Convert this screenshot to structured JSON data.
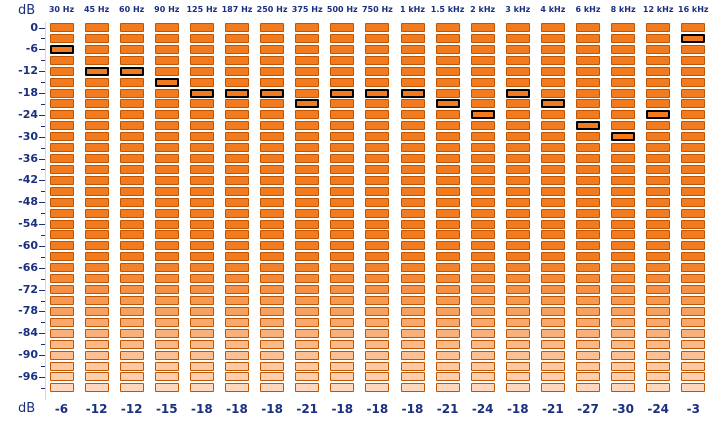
{
  "units": {
    "top": "dB",
    "bottom": "dB"
  },
  "colors": {
    "segment_hot": "#f27a1f",
    "segment_fade_end": "#ffd7bc",
    "segment_border": "#bf5500",
    "peak_border": "#000000",
    "label_color": "#1a2f80"
  },
  "level_range_db": [
    0,
    -100
  ],
  "segment_count": 34,
  "axis_labels": [
    "0",
    "-6",
    "-12",
    "-18",
    "-24",
    "-30",
    "-36",
    "-42",
    "-48",
    "-54",
    "-60",
    "-66",
    "-72",
    "-78",
    "-84",
    "-90",
    "-96"
  ],
  "bands": [
    {
      "freq": "30 Hz",
      "peak_db": -6,
      "value_text": "-6"
    },
    {
      "freq": "45 Hz",
      "peak_db": -12,
      "value_text": "-12"
    },
    {
      "freq": "60 Hz",
      "peak_db": -12,
      "value_text": "-12"
    },
    {
      "freq": "90 Hz",
      "peak_db": -15,
      "value_text": "-15"
    },
    {
      "freq": "125 Hz",
      "peak_db": -18,
      "value_text": "-18"
    },
    {
      "freq": "187 Hz",
      "peak_db": -18,
      "value_text": "-18"
    },
    {
      "freq": "250 Hz",
      "peak_db": -18,
      "value_text": "-18"
    },
    {
      "freq": "375 Hz",
      "peak_db": -21,
      "value_text": "-21"
    },
    {
      "freq": "500 Hz",
      "peak_db": -18,
      "value_text": "-18"
    },
    {
      "freq": "750 Hz",
      "peak_db": -18,
      "value_text": "-18"
    },
    {
      "freq": "1 kHz",
      "peak_db": -18,
      "value_text": "-18"
    },
    {
      "freq": "1.5 kHz",
      "peak_db": -21,
      "value_text": "-21"
    },
    {
      "freq": "2 kHz",
      "peak_db": -24,
      "value_text": "-24"
    },
    {
      "freq": "3 kHz",
      "peak_db": -18,
      "value_text": "-18"
    },
    {
      "freq": "4 kHz",
      "peak_db": -21,
      "value_text": "-21"
    },
    {
      "freq": "6 kHz",
      "peak_db": -27,
      "value_text": "-27"
    },
    {
      "freq": "8 kHz",
      "peak_db": -30,
      "value_text": "-30"
    },
    {
      "freq": "12 kHz",
      "peak_db": -24,
      "value_text": "-24"
    },
    {
      "freq": "16 kHz",
      "peak_db": -3,
      "value_text": "-3"
    }
  ]
}
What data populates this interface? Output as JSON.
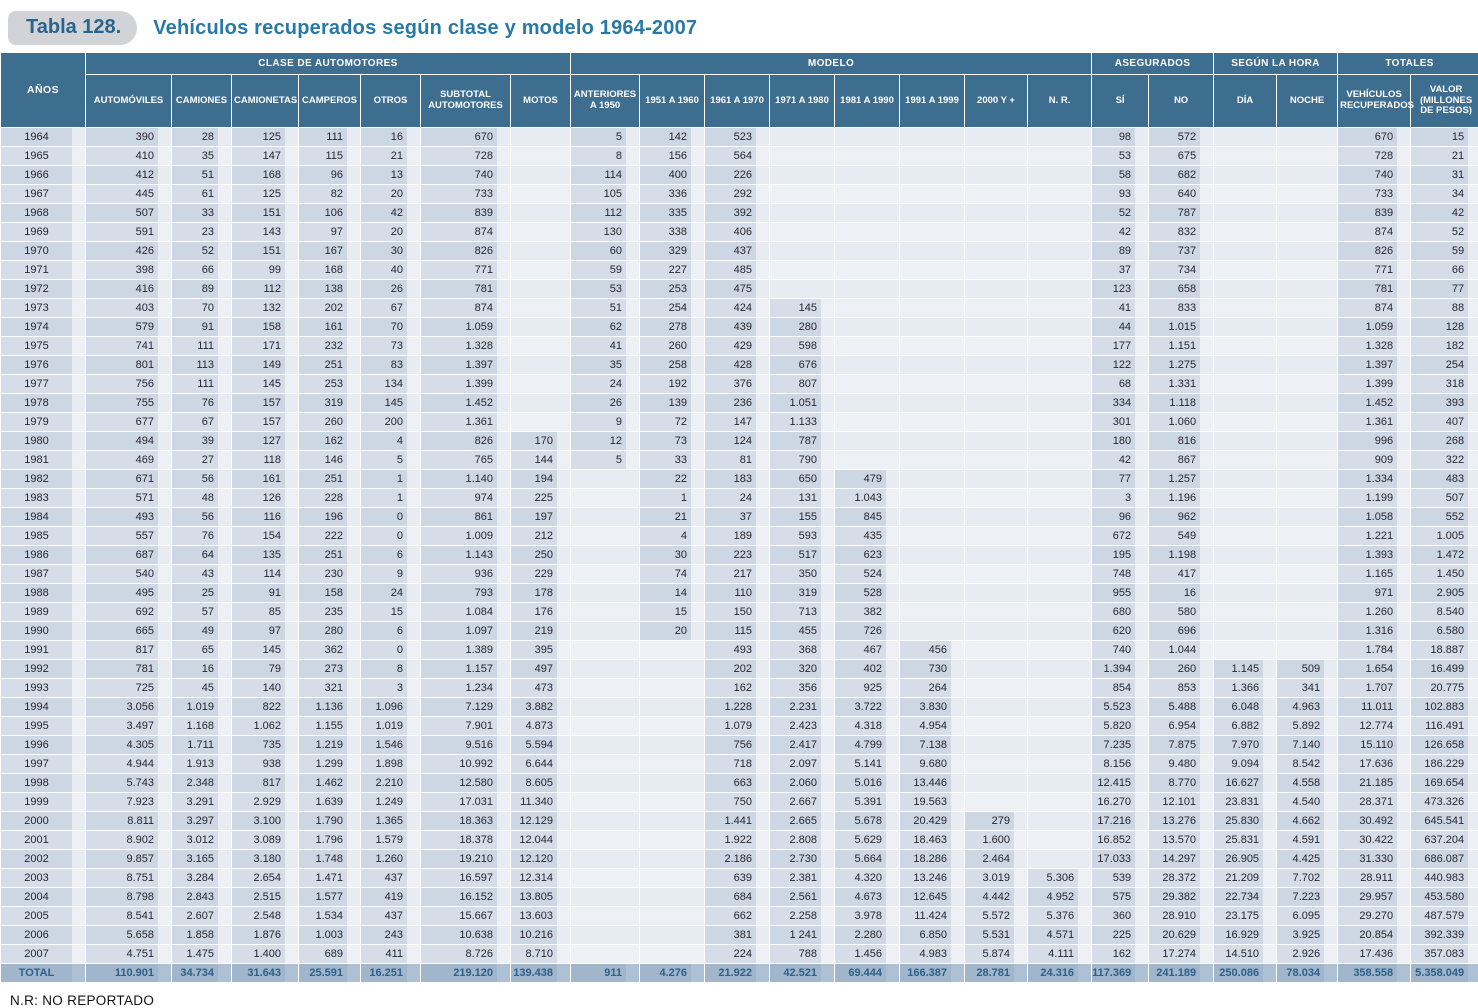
{
  "title": {
    "tag": "Tabla 128.",
    "text": "Vehículos recuperados según clase y modelo 1964-2007"
  },
  "footnote": "N.R: NO REPORTADO",
  "colors": {
    "header_bg": "#3d6d8f",
    "title_accent": "#2979a7",
    "total_text": "#2e6089",
    "cell_box": "#cdd6e3",
    "cell_bg": "#e7ebf2"
  },
  "table": {
    "group_headers": {
      "clase": "CLASE  DE AUTOMOTORES",
      "modelo": "MODELO",
      "asegurados": "ASEGURADOS",
      "hora": "SEGÚN LA HORA",
      "totales": "TOTALES"
    },
    "column_headers": {
      "anos": "AÑOS",
      "automoviles": "AUTOMÓVILES",
      "camiones": "CAMIONES",
      "camionetas": "CAMIONETAS",
      "camperos": "CAMPEROS",
      "otros": "OTROS",
      "subtotal": "SUBTOTAL AUTOMOTORES",
      "motos": "MOTOS",
      "ant1950": "ANTERIORES A 1950",
      "a1951": "1951 A 1960",
      "a1961": "1961 A 1970",
      "a1971": "1971 A 1980",
      "a1981": "1981 A 1990",
      "a1991": "1991 A 1999",
      "a2000": "2000 Y +",
      "nr": "N. R.",
      "si": "SÍ",
      "no": "NO",
      "dia": "DÍA",
      "noche": "NOCHE",
      "vehiculos": "VEHÍCULOS RECUPERADOS",
      "valor": "VALOR (MILLONES DE PESOS)"
    },
    "rows": [
      [
        "1964",
        "390",
        "28",
        "125",
        "111",
        "16",
        "670",
        "",
        "5",
        "142",
        "523",
        "",
        "",
        "",
        "",
        "",
        "98",
        "572",
        "",
        "",
        "670",
        "15"
      ],
      [
        "1965",
        "410",
        "35",
        "147",
        "115",
        "21",
        "728",
        "",
        "8",
        "156",
        "564",
        "",
        "",
        "",
        "",
        "",
        "53",
        "675",
        "",
        "",
        "728",
        "21"
      ],
      [
        "1966",
        "412",
        "51",
        "168",
        "96",
        "13",
        "740",
        "",
        "114",
        "400",
        "226",
        "",
        "",
        "",
        "",
        "",
        "58",
        "682",
        "",
        "",
        "740",
        "31"
      ],
      [
        "1967",
        "445",
        "61",
        "125",
        "82",
        "20",
        "733",
        "",
        "105",
        "336",
        "292",
        "",
        "",
        "",
        "",
        "",
        "93",
        "640",
        "",
        "",
        "733",
        "34"
      ],
      [
        "1968",
        "507",
        "33",
        "151",
        "106",
        "42",
        "839",
        "",
        "112",
        "335",
        "392",
        "",
        "",
        "",
        "",
        "",
        "52",
        "787",
        "",
        "",
        "839",
        "42"
      ],
      [
        "1969",
        "591",
        "23",
        "143",
        "97",
        "20",
        "874",
        "",
        "130",
        "338",
        "406",
        "",
        "",
        "",
        "",
        "",
        "42",
        "832",
        "",
        "",
        "874",
        "52"
      ],
      [
        "1970",
        "426",
        "52",
        "151",
        "167",
        "30",
        "826",
        "",
        "60",
        "329",
        "437",
        "",
        "",
        "",
        "",
        "",
        "89",
        "737",
        "",
        "",
        "826",
        "59"
      ],
      [
        "1971",
        "398",
        "66",
        "99",
        "168",
        "40",
        "771",
        "",
        "59",
        "227",
        "485",
        "",
        "",
        "",
        "",
        "",
        "37",
        "734",
        "",
        "",
        "771",
        "66"
      ],
      [
        "1972",
        "416",
        "89",
        "112",
        "138",
        "26",
        "781",
        "",
        "53",
        "253",
        "475",
        "",
        "",
        "",
        "",
        "",
        "123",
        "658",
        "",
        "",
        "781",
        "77"
      ],
      [
        "1973",
        "403",
        "70",
        "132",
        "202",
        "67",
        "874",
        "",
        "51",
        "254",
        "424",
        "145",
        "",
        "",
        "",
        "",
        "41",
        "833",
        "",
        "",
        "874",
        "88"
      ],
      [
        "1974",
        "579",
        "91",
        "158",
        "161",
        "70",
        "1.059",
        "",
        "62",
        "278",
        "439",
        "280",
        "",
        "",
        "",
        "",
        "44",
        "1.015",
        "",
        "",
        "1.059",
        "128"
      ],
      [
        "1975",
        "741",
        "111",
        "171",
        "232",
        "73",
        "1.328",
        "",
        "41",
        "260",
        "429",
        "598",
        "",
        "",
        "",
        "",
        "177",
        "1.151",
        "",
        "",
        "1.328",
        "182"
      ],
      [
        "1976",
        "801",
        "113",
        "149",
        "251",
        "83",
        "1.397",
        "",
        "35",
        "258",
        "428",
        "676",
        "",
        "",
        "",
        "",
        "122",
        "1.275",
        "",
        "",
        "1.397",
        "254"
      ],
      [
        "1977",
        "756",
        "111",
        "145",
        "253",
        "134",
        "1.399",
        "",
        "24",
        "192",
        "376",
        "807",
        "",
        "",
        "",
        "",
        "68",
        "1.331",
        "",
        "",
        "1.399",
        "318"
      ],
      [
        "1978",
        "755",
        "76",
        "157",
        "319",
        "145",
        "1.452",
        "",
        "26",
        "139",
        "236",
        "1.051",
        "",
        "",
        "",
        "",
        "334",
        "1.118",
        "",
        "",
        "1.452",
        "393"
      ],
      [
        "1979",
        "677",
        "67",
        "157",
        "260",
        "200",
        "1.361",
        "",
        "9",
        "72",
        "147",
        "1.133",
        "",
        "",
        "",
        "",
        "301",
        "1.060",
        "",
        "",
        "1.361",
        "407"
      ],
      [
        "1980",
        "494",
        "39",
        "127",
        "162",
        "4",
        "826",
        "170",
        "12",
        "73",
        "124",
        "787",
        "",
        "",
        "",
        "",
        "180",
        "816",
        "",
        "",
        "996",
        "268"
      ],
      [
        "1981",
        "469",
        "27",
        "118",
        "146",
        "5",
        "765",
        "144",
        "5",
        "33",
        "81",
        "790",
        "",
        "",
        "",
        "",
        "42",
        "867",
        "",
        "",
        "909",
        "322"
      ],
      [
        "1982",
        "671",
        "56",
        "161",
        "251",
        "1",
        "1.140",
        "194",
        "",
        "22",
        "183",
        "650",
        "479",
        "",
        "",
        "",
        "77",
        "1.257",
        "",
        "",
        "1.334",
        "483"
      ],
      [
        "1983",
        "571",
        "48",
        "126",
        "228",
        "1",
        "974",
        "225",
        "",
        "1",
        "24",
        "131",
        "1.043",
        "",
        "",
        "",
        "3",
        "1.196",
        "",
        "",
        "1.199",
        "507"
      ],
      [
        "1984",
        "493",
        "56",
        "116",
        "196",
        "0",
        "861",
        "197",
        "",
        "21",
        "37",
        "155",
        "845",
        "",
        "",
        "",
        "96",
        "962",
        "",
        "",
        "1.058",
        "552"
      ],
      [
        "1985",
        "557",
        "76",
        "154",
        "222",
        "0",
        "1.009",
        "212",
        "",
        "4",
        "189",
        "593",
        "435",
        "",
        "",
        "",
        "672",
        "549",
        "",
        "",
        "1.221",
        "1.005"
      ],
      [
        "1986",
        "687",
        "64",
        "135",
        "251",
        "6",
        "1.143",
        "250",
        "",
        "30",
        "223",
        "517",
        "623",
        "",
        "",
        "",
        "195",
        "1.198",
        "",
        "",
        "1.393",
        "1.472"
      ],
      [
        "1987",
        "540",
        "43",
        "114",
        "230",
        "9",
        "936",
        "229",
        "",
        "74",
        "217",
        "350",
        "524",
        "",
        "",
        "",
        "748",
        "417",
        "",
        "",
        "1.165",
        "1.450"
      ],
      [
        "1988",
        "495",
        "25",
        "91",
        "158",
        "24",
        "793",
        "178",
        "",
        "14",
        "110",
        "319",
        "528",
        "",
        "",
        "",
        "955",
        "16",
        "",
        "",
        "971",
        "2.905"
      ],
      [
        "1989",
        "692",
        "57",
        "85",
        "235",
        "15",
        "1.084",
        "176",
        "",
        "15",
        "150",
        "713",
        "382",
        "",
        "",
        "",
        "680",
        "580",
        "",
        "",
        "1.260",
        "8.540"
      ],
      [
        "1990",
        "665",
        "49",
        "97",
        "280",
        "6",
        "1.097",
        "219",
        "",
        "20",
        "115",
        "455",
        "726",
        "",
        "",
        "",
        "620",
        "696",
        "",
        "",
        "1.316",
        "6.580"
      ],
      [
        "1991",
        "817",
        "65",
        "145",
        "362",
        "0",
        "1.389",
        "395",
        "",
        "",
        "493",
        "368",
        "467",
        "456",
        "",
        "",
        "740",
        "1.044",
        "",
        "",
        "1.784",
        "18.887"
      ],
      [
        "1992",
        "781",
        "16",
        "79",
        "273",
        "8",
        "1.157",
        "497",
        "",
        "",
        "202",
        "320",
        "402",
        "730",
        "",
        "",
        "1.394",
        "260",
        "1.145",
        "509",
        "1.654",
        "16.499"
      ],
      [
        "1993",
        "725",
        "45",
        "140",
        "321",
        "3",
        "1.234",
        "473",
        "",
        "",
        "162",
        "356",
        "925",
        "264",
        "",
        "",
        "854",
        "853",
        "1.366",
        "341",
        "1.707",
        "20.775"
      ],
      [
        "1994",
        "3.056",
        "1.019",
        "822",
        "1.136",
        "1.096",
        "7.129",
        "3.882",
        "",
        "",
        "1.228",
        "2.231",
        "3.722",
        "3.830",
        "",
        "",
        "5.523",
        "5.488",
        "6.048",
        "4.963",
        "11.011",
        "102.883"
      ],
      [
        "1995",
        "3.497",
        "1.168",
        "1.062",
        "1.155",
        "1.019",
        "7.901",
        "4.873",
        "",
        "",
        "1.079",
        "2.423",
        "4.318",
        "4.954",
        "",
        "",
        "5.820",
        "6.954",
        "6.882",
        "5.892",
        "12.774",
        "116.491"
      ],
      [
        "1996",
        "4.305",
        "1.711",
        "735",
        "1.219",
        "1.546",
        "9.516",
        "5.594",
        "",
        "",
        "756",
        "2.417",
        "4.799",
        "7.138",
        "",
        "",
        "7.235",
        "7.875",
        "7.970",
        "7.140",
        "15.110",
        "126.658"
      ],
      [
        "1997",
        "4.944",
        "1.913",
        "938",
        "1.299",
        "1.898",
        "10.992",
        "6.644",
        "",
        "",
        "718",
        "2.097",
        "5.141",
        "9.680",
        "",
        "",
        "8.156",
        "9.480",
        "9.094",
        "8.542",
        "17.636",
        "186.229"
      ],
      [
        "1998",
        "5.743",
        "2.348",
        "817",
        "1.462",
        "2.210",
        "12.580",
        "8.605",
        "",
        "",
        "663",
        "2.060",
        "5.016",
        "13.446",
        "",
        "",
        "12.415",
        "8.770",
        "16.627",
        "4.558",
        "21.185",
        "169.654"
      ],
      [
        "1999",
        "7.923",
        "3.291",
        "2.929",
        "1.639",
        "1.249",
        "17.031",
        "11.340",
        "",
        "",
        "750",
        "2.667",
        "5.391",
        "19.563",
        "",
        "",
        "16.270",
        "12.101",
        "23.831",
        "4.540",
        "28.371",
        "473.326"
      ],
      [
        "2000",
        "8.811",
        "3.297",
        "3.100",
        "1.790",
        "1.365",
        "18.363",
        "12.129",
        "",
        "",
        "1.441",
        "2.665",
        "5.678",
        "20.429",
        "279",
        "",
        "17.216",
        "13.276",
        "25.830",
        "4.662",
        "30.492",
        "645.541"
      ],
      [
        "2001",
        "8.902",
        "3.012",
        "3.089",
        "1.796",
        "1.579",
        "18.378",
        "12.044",
        "",
        "",
        "1.922",
        "2.808",
        "5.629",
        "18.463",
        "1.600",
        "",
        "16.852",
        "13.570",
        "25.831",
        "4.591",
        "30.422",
        "637.204"
      ],
      [
        "2002",
        "9.857",
        "3.165",
        "3.180",
        "1.748",
        "1.260",
        "19.210",
        "12.120",
        "",
        "",
        "2.186",
        "2.730",
        "5.664",
        "18.286",
        "2.464",
        "",
        "17.033",
        "14.297",
        "26.905",
        "4.425",
        "31.330",
        "686.087"
      ],
      [
        "2003",
        "8.751",
        "3.284",
        "2.654",
        "1.471",
        "437",
        "16.597",
        "12.314",
        "",
        "",
        "639",
        "2.381",
        "4.320",
        "13.246",
        "3.019",
        "5.306",
        "539",
        "28.372",
        "21.209",
        "7.702",
        "28.911",
        "440.983"
      ],
      [
        "2004",
        "8.798",
        "2.843",
        "2.515",
        "1.577",
        "419",
        "16.152",
        "13.805",
        "",
        "",
        "684",
        "2.561",
        "4.673",
        "12.645",
        "4.442",
        "4.952",
        "575",
        "29.382",
        "22.734",
        "7.223",
        "29.957",
        "453.580"
      ],
      [
        "2005",
        "8.541",
        "2.607",
        "2.548",
        "1.534",
        "437",
        "15.667",
        "13.603",
        "",
        "",
        "662",
        "2.258",
        "3.978",
        "11.424",
        "5.572",
        "5.376",
        "360",
        "28.910",
        "23.175",
        "6.095",
        "29.270",
        "487.579"
      ],
      [
        "2006",
        "5.658",
        "1.858",
        "1.876",
        "1.003",
        "243",
        "10.638",
        "10.216",
        "",
        "",
        "381",
        "1 241",
        "2.280",
        "6.850",
        "5.531",
        "4.571",
        "225",
        "20.629",
        "16.929",
        "3.925",
        "20.854",
        "392.339"
      ],
      [
        "2007",
        "4.751",
        "1.475",
        "1.400",
        "689",
        "411",
        "8.726",
        "8.710",
        "",
        "",
        "224",
        "788",
        "1.456",
        "4.983",
        "5.874",
        "4.111",
        "162",
        "17.274",
        "14.510",
        "2.926",
        "17.436",
        "357.083"
      ]
    ],
    "total_row": [
      "TOTAL",
      "110.901",
      "34.734",
      "31.643",
      "25.591",
      "16.251",
      "219.120",
      "139.438",
      "911",
      "4.276",
      "21.922",
      "42.521",
      "69.444",
      "166.387",
      "28.781",
      "24.316",
      "117.369",
      "241.189",
      "250.086",
      "78.034",
      "358.558",
      "5.358.049"
    ]
  }
}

============================================================

EXERCISE TASK = Say how many lines in the records above hold "data", and give no other text.

SOLUTION FOR THIS PROBLEM = 2